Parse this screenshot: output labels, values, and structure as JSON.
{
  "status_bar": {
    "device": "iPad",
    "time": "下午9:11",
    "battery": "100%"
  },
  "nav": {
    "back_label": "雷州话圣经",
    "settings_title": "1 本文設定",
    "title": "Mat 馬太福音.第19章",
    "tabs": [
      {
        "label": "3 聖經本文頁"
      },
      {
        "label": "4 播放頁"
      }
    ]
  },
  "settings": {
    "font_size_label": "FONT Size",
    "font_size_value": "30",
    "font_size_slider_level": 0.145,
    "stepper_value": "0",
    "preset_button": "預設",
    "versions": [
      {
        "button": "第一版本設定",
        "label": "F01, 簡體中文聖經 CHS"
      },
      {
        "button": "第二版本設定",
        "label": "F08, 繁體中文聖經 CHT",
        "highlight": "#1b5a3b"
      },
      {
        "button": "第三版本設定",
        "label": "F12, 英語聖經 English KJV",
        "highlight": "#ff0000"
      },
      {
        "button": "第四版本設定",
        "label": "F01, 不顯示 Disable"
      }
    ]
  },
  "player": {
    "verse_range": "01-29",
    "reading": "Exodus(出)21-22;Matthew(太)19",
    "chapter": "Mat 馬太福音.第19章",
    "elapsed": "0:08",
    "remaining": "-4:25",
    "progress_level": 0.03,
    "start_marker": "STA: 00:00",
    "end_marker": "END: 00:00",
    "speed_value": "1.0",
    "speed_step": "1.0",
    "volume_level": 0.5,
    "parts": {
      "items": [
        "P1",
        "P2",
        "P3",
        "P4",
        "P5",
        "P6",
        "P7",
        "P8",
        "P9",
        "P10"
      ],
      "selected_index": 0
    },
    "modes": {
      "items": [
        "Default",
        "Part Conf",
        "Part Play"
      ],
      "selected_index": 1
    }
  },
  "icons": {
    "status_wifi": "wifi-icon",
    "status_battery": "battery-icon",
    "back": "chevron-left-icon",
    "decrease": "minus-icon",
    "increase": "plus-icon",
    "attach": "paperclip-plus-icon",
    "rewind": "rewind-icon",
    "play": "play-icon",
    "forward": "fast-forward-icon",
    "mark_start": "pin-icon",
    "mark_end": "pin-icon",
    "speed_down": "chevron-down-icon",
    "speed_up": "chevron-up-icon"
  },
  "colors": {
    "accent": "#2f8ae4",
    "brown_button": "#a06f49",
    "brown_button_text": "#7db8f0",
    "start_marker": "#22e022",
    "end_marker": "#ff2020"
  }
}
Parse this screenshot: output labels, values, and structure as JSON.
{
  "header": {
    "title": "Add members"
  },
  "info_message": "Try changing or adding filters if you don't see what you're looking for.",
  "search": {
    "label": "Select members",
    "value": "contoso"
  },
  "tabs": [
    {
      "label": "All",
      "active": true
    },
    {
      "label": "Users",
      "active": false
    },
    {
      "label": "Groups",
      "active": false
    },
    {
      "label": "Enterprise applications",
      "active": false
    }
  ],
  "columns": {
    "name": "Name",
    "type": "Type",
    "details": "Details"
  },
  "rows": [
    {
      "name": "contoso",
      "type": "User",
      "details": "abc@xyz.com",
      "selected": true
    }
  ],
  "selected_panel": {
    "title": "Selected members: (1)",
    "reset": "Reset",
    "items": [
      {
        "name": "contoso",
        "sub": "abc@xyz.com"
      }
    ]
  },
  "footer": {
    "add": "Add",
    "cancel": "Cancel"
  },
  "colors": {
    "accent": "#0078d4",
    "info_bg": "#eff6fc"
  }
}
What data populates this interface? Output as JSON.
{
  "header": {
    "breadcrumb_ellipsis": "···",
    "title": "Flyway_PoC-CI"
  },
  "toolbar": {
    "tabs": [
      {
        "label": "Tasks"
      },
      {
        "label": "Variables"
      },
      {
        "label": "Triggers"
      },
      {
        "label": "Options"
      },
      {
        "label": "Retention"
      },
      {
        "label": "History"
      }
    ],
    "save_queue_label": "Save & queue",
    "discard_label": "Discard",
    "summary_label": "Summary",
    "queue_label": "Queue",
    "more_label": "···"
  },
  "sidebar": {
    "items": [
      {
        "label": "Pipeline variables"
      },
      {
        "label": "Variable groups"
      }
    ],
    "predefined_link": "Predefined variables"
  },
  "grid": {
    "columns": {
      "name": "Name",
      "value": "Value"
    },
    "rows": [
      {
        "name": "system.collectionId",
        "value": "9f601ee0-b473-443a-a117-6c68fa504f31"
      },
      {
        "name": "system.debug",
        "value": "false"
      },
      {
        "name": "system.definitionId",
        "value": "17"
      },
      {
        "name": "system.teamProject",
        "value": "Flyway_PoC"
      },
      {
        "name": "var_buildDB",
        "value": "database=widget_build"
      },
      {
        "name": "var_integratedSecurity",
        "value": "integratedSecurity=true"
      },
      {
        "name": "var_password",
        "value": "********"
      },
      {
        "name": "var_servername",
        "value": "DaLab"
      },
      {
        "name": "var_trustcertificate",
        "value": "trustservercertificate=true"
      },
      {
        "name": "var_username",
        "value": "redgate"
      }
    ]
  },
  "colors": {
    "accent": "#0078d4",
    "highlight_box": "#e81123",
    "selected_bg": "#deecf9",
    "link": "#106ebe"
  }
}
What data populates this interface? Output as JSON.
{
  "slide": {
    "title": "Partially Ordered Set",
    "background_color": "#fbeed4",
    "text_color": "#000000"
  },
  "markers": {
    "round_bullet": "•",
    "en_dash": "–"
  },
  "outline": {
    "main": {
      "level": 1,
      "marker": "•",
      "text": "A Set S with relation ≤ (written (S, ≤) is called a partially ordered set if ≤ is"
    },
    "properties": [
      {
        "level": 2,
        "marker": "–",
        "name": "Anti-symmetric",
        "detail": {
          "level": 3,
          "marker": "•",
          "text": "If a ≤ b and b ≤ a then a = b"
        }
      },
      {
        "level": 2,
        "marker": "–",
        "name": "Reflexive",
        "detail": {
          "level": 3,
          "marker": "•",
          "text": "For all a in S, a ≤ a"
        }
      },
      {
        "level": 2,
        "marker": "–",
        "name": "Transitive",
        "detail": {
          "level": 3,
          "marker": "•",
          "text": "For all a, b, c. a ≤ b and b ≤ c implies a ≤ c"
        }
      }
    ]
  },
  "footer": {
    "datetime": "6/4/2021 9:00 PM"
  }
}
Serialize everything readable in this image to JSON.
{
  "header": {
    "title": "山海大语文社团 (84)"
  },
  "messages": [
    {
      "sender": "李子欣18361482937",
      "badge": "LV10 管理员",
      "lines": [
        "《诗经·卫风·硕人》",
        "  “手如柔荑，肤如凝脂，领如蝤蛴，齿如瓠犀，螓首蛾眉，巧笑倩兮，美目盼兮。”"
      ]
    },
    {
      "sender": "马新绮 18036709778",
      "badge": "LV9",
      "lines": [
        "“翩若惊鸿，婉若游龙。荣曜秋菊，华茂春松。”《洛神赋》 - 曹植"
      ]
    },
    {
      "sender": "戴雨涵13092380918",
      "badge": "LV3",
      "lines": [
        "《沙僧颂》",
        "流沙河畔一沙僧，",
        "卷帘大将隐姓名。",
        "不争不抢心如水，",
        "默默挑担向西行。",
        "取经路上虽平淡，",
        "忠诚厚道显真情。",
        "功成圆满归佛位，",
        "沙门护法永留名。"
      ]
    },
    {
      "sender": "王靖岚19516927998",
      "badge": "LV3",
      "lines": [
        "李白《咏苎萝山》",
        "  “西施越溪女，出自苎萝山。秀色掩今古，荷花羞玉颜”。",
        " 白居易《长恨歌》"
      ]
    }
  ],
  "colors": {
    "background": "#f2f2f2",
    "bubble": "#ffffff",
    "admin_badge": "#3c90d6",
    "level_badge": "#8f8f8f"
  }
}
:::
OBJECTIVE
Print the records above exactly as they appear.

REPLY TO THE EXERCISE
Parse this screenshot: output labels, values, and structure as JSON.
{
  "status_bar": {
    "device": "iPad",
    "time": "下午9:11",
    "battery": "100%"
  },
  "nav": {
    "back_label": "雷州话圣经",
    "settings_title": "1 本文設定",
    "title": "Mat 馬太福音.第19章",
    "tabs": [
      {
        "label": "3 聖經本文頁"
      },
      {
        "label": "4 播放頁"
      }
    ]
  },
  "settings": {
    "font_size_label": "FONT Size",
    "font_size_value": "30",
    "font_size_slider_level": 0.145,
    "stepper_value": "0",
    "preset_button": "預設",
    "versions": [
      {
        "button": "第一版本設定",
        "label": "F01, 簡體中文聖經 CHS"
      },
      {
        "button": "第二版本設定",
        "label": "F08, 繁體中文聖經 CHT",
        "highlight": "#1b5a3b"
      },
      {
        "button": "第三版本設定",
        "label": "F12, 英語聖經 English KJV",
        "highlight": "#ff0000"
      },
      {
        "button": "第四版本設定",
        "label": "F01, 不顯示 Disable"
      }
    ]
  },
  "player": {
    "verse_range": "01-29",
    "reading": "Exodus(出)21-22;Matthew(太)19",
    "chapter": "Mat 馬太福音.第19章",
    "elapsed": "0:08",
    "remaining": "-4:25",
    "progress_level": 0.03,
    "start_marker": "STA: 00:00",
    "end_marker": "END: 00:00",
    "speed_value": "1.0",
    "speed_step": "1.0",
    "volume_level": 0.5,
    "parts": {
      "items": [
        "P1",
        "P2",
        "P3",
        "P4",
        "P5",
        "P6",
        "P7",
        "P8",
        "P9",
        "P10"
      ],
      "selected_index": 0
    },
    "modes": {
      "items": [
        "Default",
        "Part Conf",
        "Part Play"
      ],
      "selected_index": 1
    }
  },
  "icons": {
    "status_wifi": "wifi-icon",
    "status_battery": "battery-icon",
    "back": "chevron-left-icon",
    "decrease": "minus-icon",
    "increase": "plus-icon",
    "attach": "paperclip-plus-icon",
    "rewind": "rewind-icon",
    "play": "play-icon",
    "forward": "fast-forward-icon",
    "mark_start": "pin-icon",
    "mark_end": "pin-icon",
    "speed_down": "chevron-down-icon",
    "speed_up": "chevron-up-icon"
  },
  "colors": {
    "accent": "#2f8ae4",
    "brown_button": "#a06f49",
    "brown_button_text": "#7db8f0",
    "start_marker": "#22e022",
    "end_marker": "#ff2020"
  }
}
Parse this screenshot: output labels, values, and structure as JSON.
{
  "header": {
    "title": "Add members"
  },
  "info_message": "Try changing or adding filters if you don't see what you're looking for.",
  "search": {
    "label": "Select members",
    "value": "contoso"
  },
  "tabs": [
    {
      "label": "All",
      "active": true
    },
    {
      "label": "Users",
      "active": false
    },
    {
      "label": "Groups",
      "active": false
    },
    {
      "label": "Enterprise applications",
      "active": false
    }
  ],
  "columns": {
    "name": "Name",
    "type": "Type",
    "details": "Details"
  },
  "rows": [
    {
      "name": "contoso",
      "type": "User",
      "details": "abc@xyz.com",
      "selected": true
    }
  ],
  "selected_panel": {
    "title": "Selected members: (1)",
    "reset": "Reset",
    "items": [
      {
        "name": "contoso",
        "sub": "abc@xyz.com"
      }
    ]
  },
  "footer": {
    "add": "Add",
    "cancel": "Cancel"
  },
  "colors": {
    "accent": "#0078d4",
    "info_bg": "#eff6fc"
  }
}
What data populates this interface? Output as JSON.
{
  "header": {
    "breadcrumb_ellipsis": "···",
    "title": "Flyway_PoC-CI"
  },
  "toolbar": {
    "tabs": [
      {
        "label": "Tasks"
      },
      {
        "label": "Variables"
      },
      {
        "label": "Triggers"
      },
      {
        "label": "Options"
      },
      {
        "label": "Retention"
      },
      {
        "label": "History"
      }
    ],
    "save_queue_label": "Save & queue",
    "discard_label": "Discard",
    "summary_label": "Summary",
    "queue_label": "Queue",
    "more_label": "···"
  },
  "sidebar": {
    "items": [
      {
        "label": "Pipeline variables"
      },
      {
        "label": "Variable groups"
      }
    ],
    "predefined_link": "Predefined variables"
  },
  "grid": {
    "columns": {
      "name": "Name",
      "value": "Value"
    },
    "rows": [
      {
        "name": "system.collectionId",
        "value": "9f601ee0-b473-443a-a117-6c68fa504f31"
      },
      {
        "name": "system.debug",
        "value": "false"
      },
      {
        "name": "system.definitionId",
        "value": "17"
      },
      {
        "name": "system.teamProject",
        "value": "Flyway_PoC"
      },
      {
        "name": "var_buildDB",
        "value": "database=widget_build"
      },
      {
        "name": "var_integratedSecurity",
        "value": "integratedSecurity=true"
      },
      {
        "name": "var_password",
        "value": "********"
      },
      {
        "name": "var_servername",
        "value": "DaLab"
      },
      {
        "name": "var_trustcertificate",
        "value": "trustservercertificate=true"
      },
      {
        "name": "var_username",
        "value": "redgate"
      }
    ]
  },
  "colors": {
    "accent": "#0078d4",
    "highlight_box": "#e81123",
    "selected_bg": "#deecf9",
    "link": "#106ebe"
  }
}
What data populates this interface? Output as JSON.
{
  "slide": {
    "title": "Partially Ordered Set",
    "background_color": "#fbeed4",
    "text_color": "#000000"
  },
  "markers": {
    "round_bullet": "•",
    "en_dash": "–"
  },
  "outline": {
    "main": {
      "level": 1,
      "marker": "•",
      "text": "A Set S with relation ≤ (written (S, ≤) is called a partially ordered set if ≤ is"
    },
    "properties": [
      {
        "level": 2,
        "marker": "–",
        "name": "Anti-symmetric",
        "detail": {
          "level": 3,
          "marker": "•",
          "text": "If a ≤ b and b ≤ a then a = b"
        }
      },
      {
        "level": 2,
        "marker": "–",
        "name": "Reflexive",
        "detail": {
          "level": 3,
          "marker": "•",
          "text": "For all a in S, a ≤ a"
        }
      },
      {
        "level": 2,
        "marker": "–",
        "name": "Transitive",
        "detail": {
          "level": 3,
          "marker": "•",
          "text": "For all a, b, c. a ≤ b and b ≤ c implies a ≤ c"
        }
      }
    ]
  },
  "footer": {
    "datetime": "6/4/2021 9:00 PM"
  }
}
Serialize everything readable in this image to JSON.
{
  "header": {
    "title": "山海大语文社团 (84)"
  },
  "messages": [
    {
      "sender": "李子欣18361482937",
      "badge": "LV10 管理员",
      "lines": [
        "《诗经·卫风·硕人》",
        "  “手如柔荑，肤如凝脂，领如蝤蛴，齿如瓠犀，螓首蛾眉，巧笑倩兮，美目盼兮。”"
      ]
    },
    {
      "sender": "马新绮 18036709778",
      "badge": "LV9",
      "lines": [
        "“翩若惊鸿，婉若游龙。荣曜秋菊，华茂春松。”《洛神赋》 - 曹植"
      ]
    },
    {
      "sender": "戴雨涵13092380918",
      "badge": "LV3",
      "lines": [
        "《沙僧颂》",
        "流沙河畔一沙僧，",
        "卷帘大将隐姓名。",
        "不争不抢心如水，",
        "默默挑担向西行。",
        "取经路上虽平淡，",
        "忠诚厚道显真情。",
        "功成圆满归佛位，",
        "沙门护法永留名。"
      ]
    },
    {
      "sender": "王靖岚19516927998",
      "badge": "LV3",
      "lines": [
        "李白《咏苎萝山》",
        "  “西施越溪女，出自苎萝山。秀色掩今古，荷花羞玉颜”。",
        " 白居易《长恨歌》"
      ]
    }
  ],
  "colors": {
    "background": "#f2f2f2",
    "bubble": "#ffffff",
    "admin_badge": "#3c90d6",
    "level_badge": "#8f8f8f"
  }
}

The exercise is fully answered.